## Task objective
Your copy of the material below should match it exactly, except that it holds no pictures.

Raw records
====================

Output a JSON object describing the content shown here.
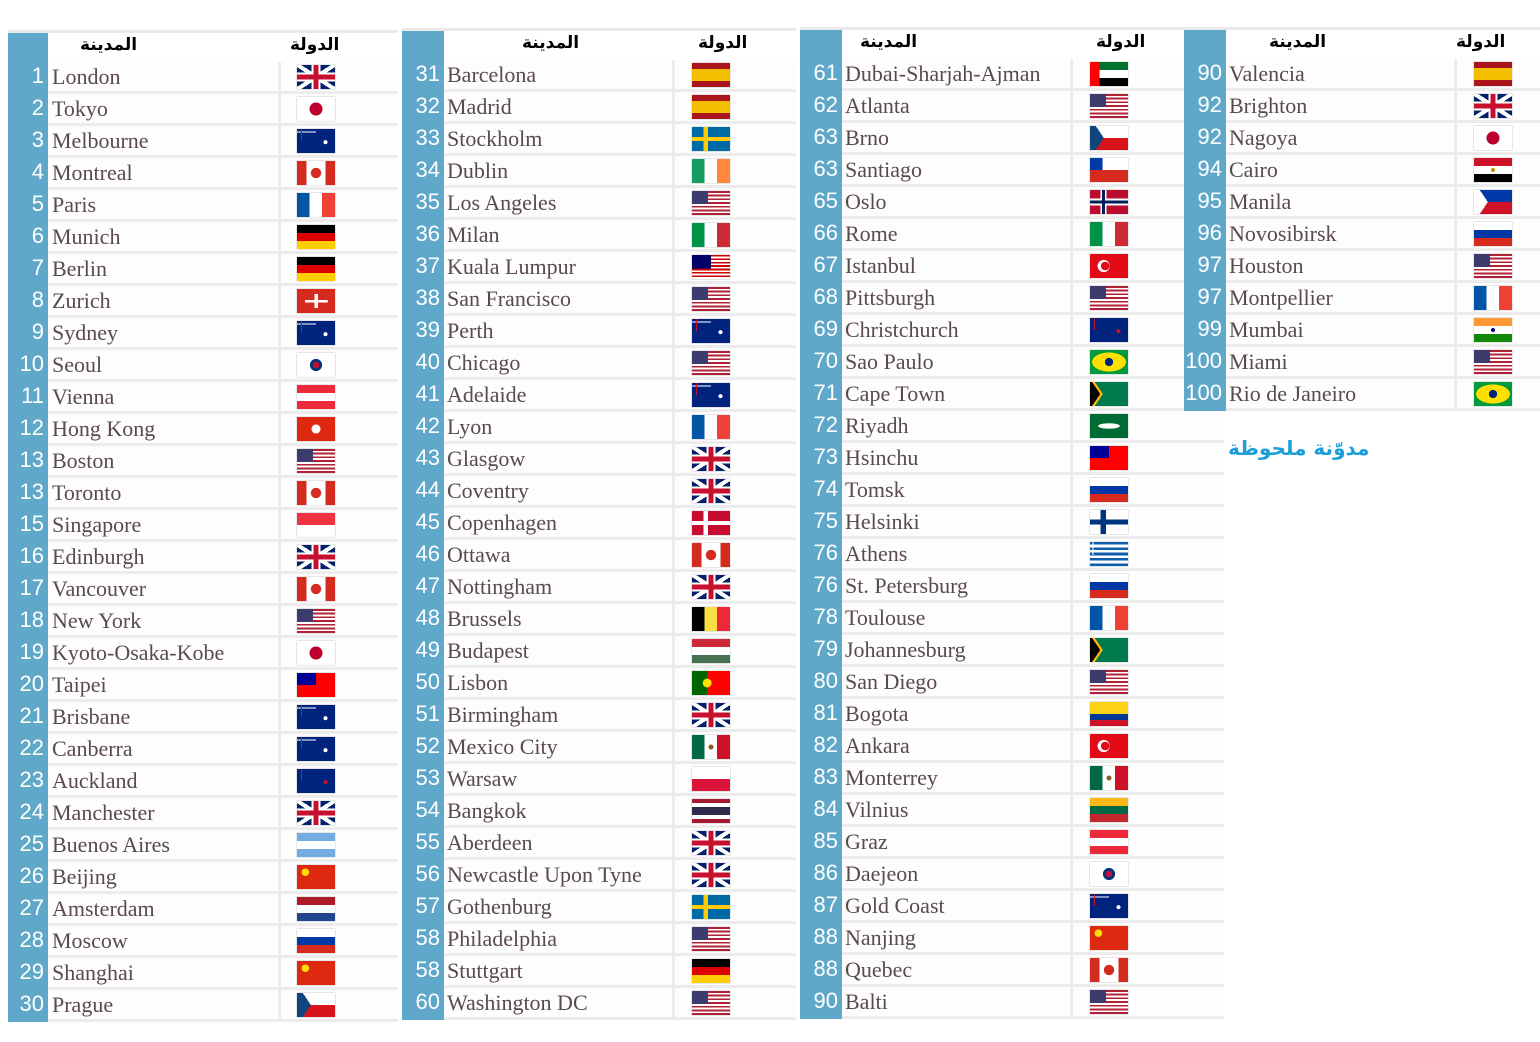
{
  "header": {
    "city": "المدينة",
    "country": "الدولة"
  },
  "watermark": "مدوّنة ملحوظة",
  "blocks": [
    {
      "rows": [
        [
          "1",
          "London",
          "gb-flag-icon"
        ],
        [
          "2",
          "Tokyo",
          "jp-flag-icon"
        ],
        [
          "3",
          "Melbourne",
          "au-flag-icon"
        ],
        [
          "4",
          "Montreal",
          "ca-flag-icon"
        ],
        [
          "5",
          "Paris",
          "fr-flag-icon"
        ],
        [
          "6",
          "Munich",
          "de-flag-icon"
        ],
        [
          "7",
          "Berlin",
          "de-flag-icon"
        ],
        [
          "8",
          "Zurich",
          "ch-flag-icon"
        ],
        [
          "9",
          "Sydney",
          "au-flag-icon"
        ],
        [
          "10",
          "Seoul",
          "kr-flag-icon"
        ],
        [
          "11",
          "Vienna",
          "at-flag-icon"
        ],
        [
          "12",
          "Hong Kong",
          "hk-flag-icon"
        ],
        [
          "13",
          "Boston",
          "us-flag-icon"
        ],
        [
          "13",
          "Toronto",
          "ca-flag-icon"
        ],
        [
          "15",
          "Singapore",
          "sg-flag-icon"
        ],
        [
          "16",
          "Edinburgh",
          "gb-flag-icon"
        ],
        [
          "17",
          "Vancouver",
          "ca-flag-icon"
        ],
        [
          "18",
          "New York",
          "us-flag-icon"
        ],
        [
          "19",
          "Kyoto-Osaka-Kobe",
          "jp-flag-icon"
        ],
        [
          "20",
          "Taipei",
          "tw-flag-icon"
        ],
        [
          "21",
          "Brisbane",
          "au-flag-icon"
        ],
        [
          "22",
          "Canberra",
          "au-flag-icon"
        ],
        [
          "23",
          "Auckland",
          "nz-flag-icon"
        ],
        [
          "24",
          "Manchester",
          "gb-flag-icon"
        ],
        [
          "25",
          "Buenos Aires",
          "ar-flag-icon"
        ],
        [
          "26",
          "Beijing",
          "cn-flag-icon"
        ],
        [
          "27",
          "Amsterdam",
          "nl-flag-icon"
        ],
        [
          "28",
          "Moscow",
          "ru-flag-icon"
        ],
        [
          "29",
          "Shanghai",
          "cn-flag-icon"
        ],
        [
          "30",
          "Prague",
          "cz-flag-icon"
        ]
      ]
    },
    {
      "rows": [
        [
          "31",
          "Barcelona",
          "es-flag-icon"
        ],
        [
          "32",
          "Madrid",
          "es-flag-icon"
        ],
        [
          "33",
          "Stockholm",
          "se-flag-icon"
        ],
        [
          "34",
          "Dublin",
          "ie-flag-icon"
        ],
        [
          "35",
          "Los Angeles",
          "us-flag-icon"
        ],
        [
          "36",
          "Milan",
          "it-flag-icon"
        ],
        [
          "37",
          "Kuala Lumpur",
          "my-flag-icon"
        ],
        [
          "38",
          "San Francisco",
          "us-flag-icon"
        ],
        [
          "39",
          "Perth",
          "au-flag-icon"
        ],
        [
          "40",
          "Chicago",
          "us-flag-icon"
        ],
        [
          "41",
          "Adelaide",
          "au-flag-icon"
        ],
        [
          "42",
          "Lyon",
          "fr-flag-icon"
        ],
        [
          "43",
          "Glasgow",
          "gb-flag-icon"
        ],
        [
          "44",
          "Coventry",
          "gb-flag-icon"
        ],
        [
          "45",
          "Copenhagen",
          "dk-flag-icon"
        ],
        [
          "46",
          "Ottawa",
          "ca-flag-icon"
        ],
        [
          "47",
          "Nottingham",
          "gb-flag-icon"
        ],
        [
          "48",
          "Brussels",
          "be-flag-icon"
        ],
        [
          "49",
          "Budapest",
          "hu-flag-icon"
        ],
        [
          "50",
          "Lisbon",
          "pt-flag-icon"
        ],
        [
          "51",
          "Birmingham",
          "gb-flag-icon"
        ],
        [
          "52",
          "Mexico City",
          "mx-flag-icon"
        ],
        [
          "53",
          "Warsaw",
          "pl-flag-icon"
        ],
        [
          "54",
          "Bangkok",
          "th-flag-icon"
        ],
        [
          "55",
          "Aberdeen",
          "gb-flag-icon"
        ],
        [
          "56",
          "Newcastle Upon Tyne",
          "gb-flag-icon"
        ],
        [
          "57",
          "Gothenburg",
          "se-flag-icon"
        ],
        [
          "58",
          "Philadelphia",
          "us-flag-icon"
        ],
        [
          "58",
          "Stuttgart",
          "de-flag-icon"
        ],
        [
          "60",
          "Washington DC",
          "us-flag-icon"
        ]
      ]
    },
    {
      "rows": [
        [
          "61",
          "Dubai-Sharjah-Ajman",
          "ae-flag-icon"
        ],
        [
          "62",
          "Atlanta",
          "us-flag-icon"
        ],
        [
          "63",
          "Brno",
          "cz-flag-icon"
        ],
        [
          "63",
          "Santiago",
          "cl-flag-icon"
        ],
        [
          "65",
          "Oslo",
          "no-flag-icon"
        ],
        [
          "66",
          "Rome",
          "it-flag-icon"
        ],
        [
          "67",
          "Istanbul",
          "tr-flag-icon"
        ],
        [
          "68",
          "Pittsburgh",
          "us-flag-icon"
        ],
        [
          "69",
          "Christchurch",
          "nz-flag-icon"
        ],
        [
          "70",
          "Sao Paulo",
          "br-flag-icon"
        ],
        [
          "71",
          "Cape Town",
          "za-flag-icon"
        ],
        [
          "72",
          "Riyadh",
          "sa-flag-icon"
        ],
        [
          "73",
          "Hsinchu",
          "tw-flag-icon"
        ],
        [
          "74",
          "Tomsk",
          "ru-flag-icon"
        ],
        [
          "75",
          "Helsinki",
          "fi-flag-icon"
        ],
        [
          "76",
          "Athens",
          "gr-flag-icon"
        ],
        [
          "76",
          "St. Petersburg",
          "ru-flag-icon"
        ],
        [
          "78",
          "Toulouse",
          "fr-flag-icon"
        ],
        [
          "79",
          "Johannesburg",
          "za-flag-icon"
        ],
        [
          "80",
          "San Diego",
          "us-flag-icon"
        ],
        [
          "81",
          "Bogota",
          "co-flag-icon"
        ],
        [
          "82",
          "Ankara",
          "tr-flag-icon"
        ],
        [
          "83",
          "Monterrey",
          "mx-flag-icon"
        ],
        [
          "84",
          "Vilnius",
          "lt-flag-icon"
        ],
        [
          "85",
          "Graz",
          "at-flag-icon"
        ],
        [
          "86",
          "Daejeon",
          "kr-flag-icon"
        ],
        [
          "87",
          "Gold Coast",
          "au-flag-icon"
        ],
        [
          "88",
          "Nanjing",
          "cn-flag-icon"
        ],
        [
          "88",
          "Quebec",
          "ca-flag-icon"
        ],
        [
          "90",
          "Balti",
          "us-flag-icon"
        ]
      ]
    },
    {
      "rows": [
        [
          "90",
          "Valencia",
          "es-flag-icon"
        ],
        [
          "92",
          "Brighton",
          "gb-flag-icon"
        ],
        [
          "92",
          "Nagoya",
          "jp-flag-icon"
        ],
        [
          "94",
          "Cairo",
          "eg-flag-icon"
        ],
        [
          "95",
          "Manila",
          "ph-flag-icon"
        ],
        [
          "96",
          "Novosibirsk",
          "ru-flag-icon"
        ],
        [
          "97",
          "Houston",
          "us-flag-icon"
        ],
        [
          "97",
          "Montpellier",
          "fr-flag-icon"
        ],
        [
          "99",
          "Mumbai",
          "in-flag-icon"
        ],
        [
          "100",
          "Miami",
          "us-flag-icon"
        ],
        [
          "100",
          "Rio de Janeiro",
          "br-flag-icon"
        ]
      ]
    }
  ]
}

====================

## The response
Output a JSON object describing the content shown here.
{
  "header": {
    "city": "المدينة",
    "country": "الدولة"
  },
  "watermark": "مدوّنة ملحوظة",
  "blocks": [
    {
      "rows": [
        [
          "1",
          "London",
          "gb-flag-icon"
        ],
        [
          "2",
          "Tokyo",
          "jp-flag-icon"
        ],
        [
          "3",
          "Melbourne",
          "au-flag-icon"
        ],
        [
          "4",
          "Montreal",
          "ca-flag-icon"
        ],
        [
          "5",
          "Paris",
          "fr-flag-icon"
        ],
        [
          "6",
          "Munich",
          "de-flag-icon"
        ],
        [
          "7",
          "Berlin",
          "de-flag-icon"
        ],
        [
          "8",
          "Zurich",
          "ch-flag-icon"
        ],
        [
          "9",
          "Sydney",
          "au-flag-icon"
        ],
        [
          "10",
          "Seoul",
          "kr-flag-icon"
        ],
        [
          "11",
          "Vienna",
          "at-flag-icon"
        ],
        [
          "12",
          "Hong Kong",
          "hk-flag-icon"
        ],
        [
          "13",
          "Boston",
          "us-flag-icon"
        ],
        [
          "13",
          "Toronto",
          "ca-flag-icon"
        ],
        [
          "15",
          "Singapore",
          "sg-flag-icon"
        ],
        [
          "16",
          "Edinburgh",
          "gb-flag-icon"
        ],
        [
          "17",
          "Vancouver",
          "ca-flag-icon"
        ],
        [
          "18",
          "New York",
          "us-flag-icon"
        ],
        [
          "19",
          "Kyoto-Osaka-Kobe",
          "jp-flag-icon"
        ],
        [
          "20",
          "Taipei",
          "tw-flag-icon"
        ],
        [
          "21",
          "Brisbane",
          "au-flag-icon"
        ],
        [
          "22",
          "Canberra",
          "au-flag-icon"
        ],
        [
          "23",
          "Auckland",
          "nz-flag-icon"
        ],
        [
          "24",
          "Manchester",
          "gb-flag-icon"
        ],
        [
          "25",
          "Buenos Aires",
          "ar-flag-icon"
        ],
        [
          "26",
          "Beijing",
          "cn-flag-icon"
        ],
        [
          "27",
          "Amsterdam",
          "nl-flag-icon"
        ],
        [
          "28",
          "Moscow",
          "ru-flag-icon"
        ],
        [
          "29",
          "Shanghai",
          "cn-flag-icon"
        ],
        [
          "30",
          "Prague",
          "cz-flag-icon"
        ]
      ]
    },
    {
      "rows": [
        [
          "31",
          "Barcelona",
          "es-flag-icon"
        ],
        [
          "32",
          "Madrid",
          "es-flag-icon"
        ],
        [
          "33",
          "Stockholm",
          "se-flag-icon"
        ],
        [
          "34",
          "Dublin",
          "ie-flag-icon"
        ],
        [
          "35",
          "Los Angeles",
          "us-flag-icon"
        ],
        [
          "36",
          "Milan",
          "it-flag-icon"
        ],
        [
          "37",
          "Kuala Lumpur",
          "my-flag-icon"
        ],
        [
          "38",
          "San Francisco",
          "us-flag-icon"
        ],
        [
          "39",
          "Perth",
          "au-flag-icon"
        ],
        [
          "40",
          "Chicago",
          "us-flag-icon"
        ],
        [
          "41",
          "Adelaide",
          "au-flag-icon"
        ],
        [
          "42",
          "Lyon",
          "fr-flag-icon"
        ],
        [
          "43",
          "Glasgow",
          "gb-flag-icon"
        ],
        [
          "44",
          "Coventry",
          "gb-flag-icon"
        ],
        [
          "45",
          "Copenhagen",
          "dk-flag-icon"
        ],
        [
          "46",
          "Ottawa",
          "ca-flag-icon"
        ],
        [
          "47",
          "Nottingham",
          "gb-flag-icon"
        ],
        [
          "48",
          "Brussels",
          "be-flag-icon"
        ],
        [
          "49",
          "Budapest",
          "hu-flag-icon"
        ],
        [
          "50",
          "Lisbon",
          "pt-flag-icon"
        ],
        [
          "51",
          "Birmingham",
          "gb-flag-icon"
        ],
        [
          "52",
          "Mexico City",
          "mx-flag-icon"
        ],
        [
          "53",
          "Warsaw",
          "pl-flag-icon"
        ],
        [
          "54",
          "Bangkok",
          "th-flag-icon"
        ],
        [
          "55",
          "Aberdeen",
          "gb-flag-icon"
        ],
        [
          "56",
          "Newcastle Upon Tyne",
          "gb-flag-icon"
        ],
        [
          "57",
          "Gothenburg",
          "se-flag-icon"
        ],
        [
          "58",
          "Philadelphia",
          "us-flag-icon"
        ],
        [
          "58",
          "Stuttgart",
          "de-flag-icon"
        ],
        [
          "60",
          "Washington DC",
          "us-flag-icon"
        ]
      ]
    },
    {
      "rows": [
        [
          "61",
          "Dubai-Sharjah-Ajman",
          "ae-flag-icon"
        ],
        [
          "62",
          "Atlanta",
          "us-flag-icon"
        ],
        [
          "63",
          "Brno",
          "cz-flag-icon"
        ],
        [
          "63",
          "Santiago",
          "cl-flag-icon"
        ],
        [
          "65",
          "Oslo",
          "no-flag-icon"
        ],
        [
          "66",
          "Rome",
          "it-flag-icon"
        ],
        [
          "67",
          "Istanbul",
          "tr-flag-icon"
        ],
        [
          "68",
          "Pittsburgh",
          "us-flag-icon"
        ],
        [
          "69",
          "Christchurch",
          "nz-flag-icon"
        ],
        [
          "70",
          "Sao Paulo",
          "br-flag-icon"
        ],
        [
          "71",
          "Cape Town",
          "za-flag-icon"
        ],
        [
          "72",
          "Riyadh",
          "sa-flag-icon"
        ],
        [
          "73",
          "Hsinchu",
          "tw-flag-icon"
        ],
        [
          "74",
          "Tomsk",
          "ru-flag-icon"
        ],
        [
          "75",
          "Helsinki",
          "fi-flag-icon"
        ],
        [
          "76",
          "Athens",
          "gr-flag-icon"
        ],
        [
          "76",
          "St. Petersburg",
          "ru-flag-icon"
        ],
        [
          "78",
          "Toulouse",
          "fr-flag-icon"
        ],
        [
          "79",
          "Johannesburg",
          "za-flag-icon"
        ],
        [
          "80",
          "San Diego",
          "us-flag-icon"
        ],
        [
          "81",
          "Bogota",
          "co-flag-icon"
        ],
        [
          "82",
          "Ankara",
          "tr-flag-icon"
        ],
        [
          "83",
          "Monterrey",
          "mx-flag-icon"
        ],
        [
          "84",
          "Vilnius",
          "lt-flag-icon"
        ],
        [
          "85",
          "Graz",
          "at-flag-icon"
        ],
        [
          "86",
          "Daejeon",
          "kr-flag-icon"
        ],
        [
          "87",
          "Gold Coast",
          "au-flag-icon"
        ],
        [
          "88",
          "Nanjing",
          "cn-flag-icon"
        ],
        [
          "88",
          "Quebec",
          "ca-flag-icon"
        ],
        [
          "90",
          "Balti",
          "us-flag-icon"
        ]
      ]
    },
    {
      "rows": [
        [
          "90",
          "Valencia",
          "es-flag-icon"
        ],
        [
          "92",
          "Brighton",
          "gb-flag-icon"
        ],
        [
          "92",
          "Nagoya",
          "jp-flag-icon"
        ],
        [
          "94",
          "Cairo",
          "eg-flag-icon"
        ],
        [
          "95",
          "Manila",
          "ph-flag-icon"
        ],
        [
          "96",
          "Novosibirsk",
          "ru-flag-icon"
        ],
        [
          "97",
          "Houston",
          "us-flag-icon"
        ],
        [
          "97",
          "Montpellier",
          "fr-flag-icon"
        ],
        [
          "99",
          "Mumbai",
          "in-flag-icon"
        ],
        [
          "100",
          "Miami",
          "us-flag-icon"
        ],
        [
          "100",
          "Rio de Janeiro",
          "br-flag-icon"
        ]
      ]
    }
  ]
}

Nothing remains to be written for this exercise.